— Start of Listing —

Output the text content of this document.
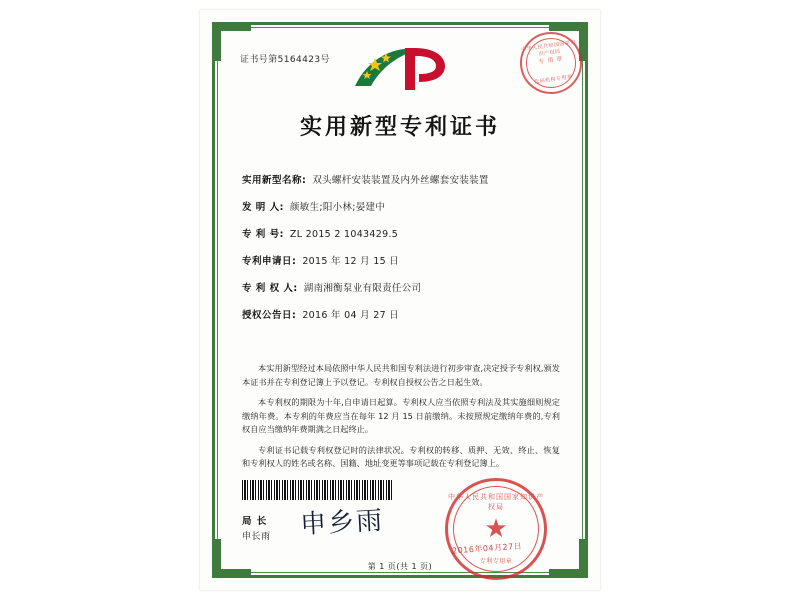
证书号第5164423号
中华人民共和国国家知识产权局
专 用 章
代码机构专用章
实用新型专利证书
实用新型名称: 双头螺杆安装装置及内外丝螺套安装装置
发 明 人: 颜敏生;阳小林;晏建中
专 利 号: ZL 2015 2 1043429.5
专利申请日: 2015 年 12 月 15 日
专 利 权 人: 湖南湘衡泵业有限责任公司
授权公告日: 2016 年 04 月 27 日

本实用新型经过本局依照中华人民共和国专利法进行初步审查,决定授予专利权,颁发本证书并在专利登记簿上予以登记。专利权自授权公告之日起生效。

本专利权的期限为十年,自申请日起算。专利权人应当依照专利法及其实施细则规定缴纳年费。本专利的年费应当在每年 12 月 15 日前缴纳。未按照规定缴纳年费的,专利权自应当缴纳年费期满之日起终止。

专利证书记载专利权登记时的法律状况。专利权的转移、质押、无效、终止、恢复和专利权人的姓名或名称、国籍、地址变更等事项记载在专利登记簿上。

局 长
申长雨 申乡雨
中华人民共和国国家知识产权局
★
专利专用章
2016年04月27日
第 1 页(共 1 页)
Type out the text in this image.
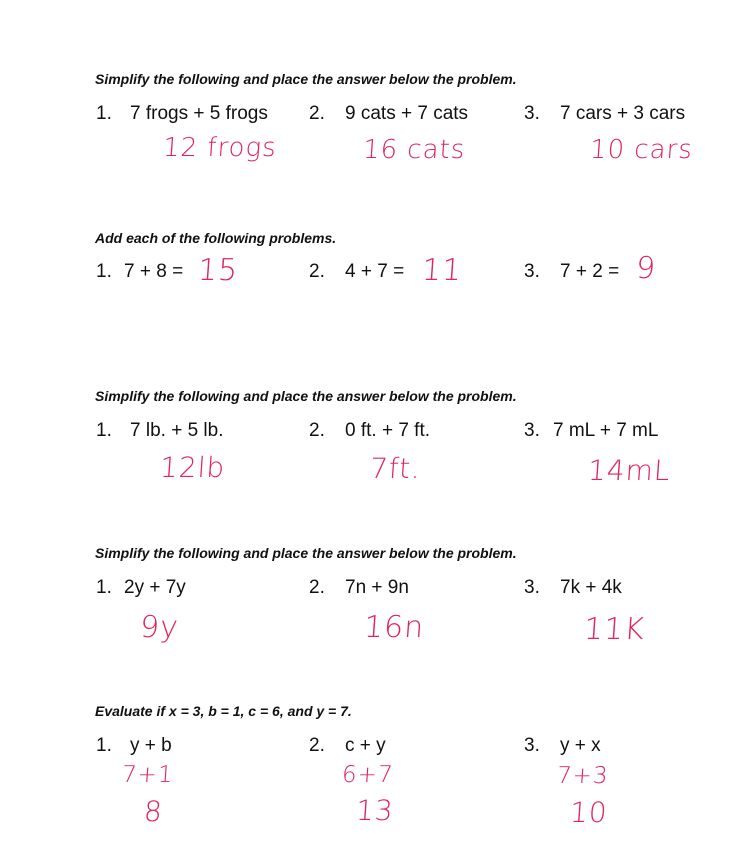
Simplify the following and place the answer below the problem.
1. 7 frogs + 5 frogs 2. 9 cats + 7 cats	3. 7 cars + 3 cars
12 frogs	16 cats	10 cars
Add each of the following problems.
1. 7 + 8 = 15	2. 4 + 7 = 11	3. 7 + 2 = 9
Simplify the following and place the answer below the problem.
1. 7 lb. + 5 lb.	2. 0 ft. + 7 ft.	3. 7 mL + 7 mL
12lb	7ft.	14mL
Simplify the following and place the answer below the problem.
1. 2y + 7y	2. 7n + 9n	3. 7k + 4k
9y	16n	11K
Evaluate if x = 3, b = 1, c = 6, and y = 7.
1. y + b	2. c + y	3. y + x
7+1	6+7	7+3
8	13	10
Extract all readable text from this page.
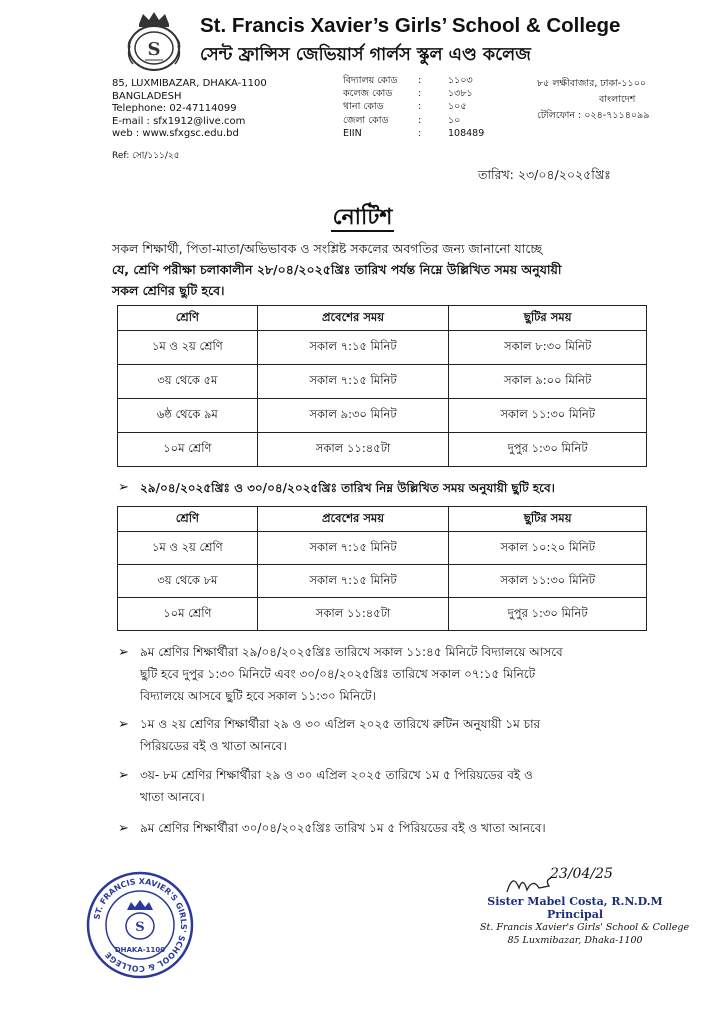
S
St. Francis Xavier’s Girls’ School & College
সেন্ট ফ্রান্সিস জেভিয়ার্স গার্লস স্কুল এণ্ড কলেজ
85, LUXMIBAZAR, DHAKA-1100
BANGLADESH
Telephone: 02-47114099
E-mail : sfx1912@live.com
web : www.sfxgsc.edu.bd
বিদ্যালয় কোড	:	১১০৩
কলেজ কোড	:	১৩৮১
থানা কোড	:	১০৫
জেলা কোড	:	১০
EIIN	:	108489
৮৫ লক্ষীবাজার, ঢাকা-১১০০
বাংলাদেশ
টেলিফোন : ০২৪-৭১১৪০৯৯
Ref: সো/১১১/২৫
তারিখ: ২৩/০৪/২০২৫খ্রিঃ
নোটিশ
সকল শিক্ষার্থী, পিতা-মাতা/অভিভাবক ও সংশ্লিষ্ট সকলের অবগতির জন্য জানানো যাচ্ছে
যে, শ্রেণি পরীক্ষা চলাকালীন ২৮/০৪/২০২৫খ্রিঃ তারিখ পর্যন্ত নিম্নে উল্লিখিত সময় অনুযায়ী
সকল শ্রেণির ছুটি হবে।
শ্রেণি	প্রবেশের সময়	ছুটির সময়
১ম ও ২য় শ্রেণি	সকাল ৭:১৫ মিনিট	সকাল ৮:৩০ মিনিট
৩য় থেকে ৫ম	সকাল ৭:১৫ মিনিট	সকাল ৯:০০ মিনিট
৬ষ্ঠ থেকে ৯ম	সকাল ৯:৩০ মিনিট	সকাল ১১:৩০ মিনিট
১০ম শ্রেণি	সকাল ১১:৪৫টা	দুপুর ১:৩০ মিনিট
➢ ২৯/০৪/২০২৫খ্রিঃ ও ৩০/০৪/২০২৫খ্রিঃ তারিখ নিম্ন উল্লিখিত সময় অনুযায়ী ছুটি হবে।
শ্রেণি	প্রবেশের সময়	ছুটির সময়
১ম ও ২য় শ্রেণি	সকাল ৭:১৫ মিনিট	সকাল ১০:২০ মিনিট
৩য় থেকে ৮ম	সকাল ৭:১৫ মিনিট	সকাল ১১:৩০ মিনিট
১০ম শ্রেণি	সকাল ১১:৪৫টা	দুপুর ১:৩০ মিনিট
➢ ৯ম শ্রেণির শিক্ষার্থীরা ২৯/০৪/২০২৫খ্রিঃ তারিখে সকাল ১১:৪৫ মিনিটে বিদ্যালয়ে আসবে
ছুটি হবে দুপুর ১:৩০ মিনিটে এবং ৩০/০৪/২০২৫খ্রিঃ তারিখে সকাল ০৭:১৫ মিনিটে
বিদ্যালয়ে আসবে ছুটি হবে সকাল ১১:৩০ মিনিটে।
➢ ১ম ও ২য় শ্রেণির শিক্ষার্থীরা ২৯ ও ৩০ এপ্রিল ২০২৫ তারিখে রুটিন অনুযায়ী ১ম চার
পিরিয়ডের বই ও খাতা আনবে।
➢ ৩য়- ৮ম শ্রেণির শিক্ষার্থীরা ২৯ ও ৩০ এপ্রিল ২০২৫ তারিখে ১ম ৫ পিরিয়ডের বই ও
খাতা আনবে।
➢ ৯ম শ্রেণির শিক্ষার্থীরা ৩০/০৪/২০২৫খ্রিঃ তারিখ ১ম ৫ পিরিয়ডের বই ও খাতা আনবে।
ST. FRANCIS XAVIER'S GIRLS' SCHOOL & COLLEGE
S
DHAKA-1100
23/04/25
Sister Mabel Costa, R.N.D.M
Principal
St. Francis Xavier's Girls' School & College
85 Luxmibazar, Dhaka-1100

— End of Listing —

▶ _Exercise directions_:
Print out the material word for word, omitting the pictures.

▶ _Full output_:
Output the text content of this document.
证书号第5164423号
中华人民共和国国家知识产权局
专 用 章
代码机构专用章
实用新型专利证书
实用新型名称: 双头螺杆安装装置及内外丝螺套安装装置
发 明 人: 颜敏生;阳小林;晏建中
专 利 号: ZL 2015 2 1043429.5
专利申请日: 2015 年 12 月 15 日
专 利 权 人: 湖南湘衡泵业有限责任公司
授权公告日: 2016 年 04 月 27 日

本实用新型经过本局依照中华人民共和国专利法进行初步审查,决定授予专利权,颁发本证书并在专利登记簿上予以登记。专利权自授权公告之日起生效。

本专利权的期限为十年,自申请日起算。专利权人应当依照专利法及其实施细则规定缴纳年费。本专利的年费应当在每年 12 月 15 日前缴纳。未按照规定缴纳年费的,专利权自应当缴纳年费期满之日起终止。

专利证书记载专利权登记时的法律状况。专利权的转移、质押、无效、终止、恢复和专利权人的姓名或名称、国籍、地址变更等事项记载在专利登记簿上。

局 长
申长雨 申乡雨
中华人民共和国国家知识产权局
★
专利专用章
2016年04月27日
第 1 页(共 1 页)
Type out the text in this image.
Simplify the following and place the answer below the problem.
1. 7 frogs + 5 frogs 2. 9 cats + 7 cats	3. 7 cars + 3 cars
12 frogs	16 cats	10 cars
Add each of the following problems.
1. 7 + 8 = 15	2. 4 + 7 = 11	3. 7 + 2 = 9
Simplify the following and place the answer below the problem.
1. 7 lb. + 5 lb.	2. 0 ft. + 7 ft.	3. 7 mL + 7 mL
12lb	7ft.	14mL
Simplify the following and place the answer below the problem.
1. 2y + 7y	2. 7n + 9n	3. 7k + 4k
9y	16n	11K
Evaluate if x = 3, b = 1, c = 6, and y = 7.
1. y + b	2. c + y	3. y + x
7+1	6+7	7+3
8	13	10
Extract all readable text from this page.
S
St. Francis Xavier’s Girls’ School & College
সেন্ট ফ্রান্সিস জেভিয়ার্স গার্লস স্কুল এণ্ড কলেজ
85, LUXMIBAZAR, DHAKA-1100
BANGLADESH
Telephone: 02-47114099
E-mail : sfx1912@live.com
web : www.sfxgsc.edu.bd
বিদ্যালয় কোড	:	১১০৩
কলেজ কোড	:	১৩৮১
থানা কোড	:	১০৫
জেলা কোড	:	১০
EIIN	:	108489
৮৫ লক্ষীবাজার, ঢাকা-১১০০
বাংলাদেশ
টেলিফোন : ০২৪-৭১১৪০৯৯
Ref: সো/১১১/২৫
তারিখ: ২৩/০৪/২০২৫খ্রিঃ
নোটিশ
সকল শিক্ষার্থী, পিতা-মাতা/অভিভাবক ও সংশ্লিষ্ট সকলের অবগতির জন্য জানানো যাচ্ছে
যে, শ্রেণি পরীক্ষা চলাকালীন ২৮/০৪/২০২৫খ্রিঃ তারিখ পর্যন্ত নিম্নে উল্লিখিত সময় অনুযায়ী
সকল শ্রেণির ছুটি হবে।
শ্রেণি	প্রবেশের সময়	ছুটির সময়
১ম ও ২য় শ্রেণি	সকাল ৭:১৫ মিনিট	সকাল ৮:৩০ মিনিট
৩য় থেকে ৫ম	সকাল ৭:১৫ মিনিট	সকাল ৯:০০ মিনিট
৬ষ্ঠ থেকে ৯ম	সকাল ৯:৩০ মিনিট	সকাল ১১:৩০ মিনিট
১০ম শ্রেণি	সকাল ১১:৪৫টা	দুপুর ১:৩০ মিনিট
➢ ২৯/০৪/২০২৫খ্রিঃ ও ৩০/০৪/২০২৫খ্রিঃ তারিখ নিম্ন উল্লিখিত সময় অনুযায়ী ছুটি হবে।
শ্রেণি	প্রবেশের সময়	ছুটির সময়
১ম ও ২য় শ্রেণি	সকাল ৭:১৫ মিনিট	সকাল ১০:২০ মিনিট
৩য় থেকে ৮ম	সকাল ৭:১৫ মিনিট	সকাল ১১:৩০ মিনিট
১০ম শ্রেণি	সকাল ১১:৪৫টা	দুপুর ১:৩০ মিনিট
➢ ৯ম শ্রেণির শিক্ষার্থীরা ২৯/০৪/২০২৫খ্রিঃ তারিখে সকাল ১১:৪৫ মিনিটে বিদ্যালয়ে আসবে
ছুটি হবে দুপুর ১:৩০ মিনিটে এবং ৩০/০৪/২০২৫খ্রিঃ তারিখে সকাল ০৭:১৫ মিনিটে
বিদ্যালয়ে আসবে ছুটি হবে সকাল ১১:৩০ মিনিটে।
➢ ১ম ও ২য় শ্রেণির শিক্ষার্থীরা ২৯ ও ৩০ এপ্রিল ২০২৫ তারিখে রুটিন অনুযায়ী ১ম চার
পিরিয়ডের বই ও খাতা আনবে।
➢ ৩য়- ৮ম শ্রেণির শিক্ষার্থীরা ২৯ ও ৩০ এপ্রিল ২০২৫ তারিখে ১ম ৫ পিরিয়ডের বই ও
খাতা আনবে।
➢ ৯ম শ্রেণির শিক্ষার্থীরা ৩০/০৪/২০২৫খ্রিঃ তারিখ ১ম ৫ পিরিয়ডের বই ও খাতা আনবে।
ST. FRANCIS XAVIER'S GIRLS' SCHOOL & COLLEGE
S
DHAKA-1100
23/04/25
Sister Mabel Costa, R.N.D.M
Principal
St. Francis Xavier's Girls' School & College
85 Luxmibazar, Dhaka-1100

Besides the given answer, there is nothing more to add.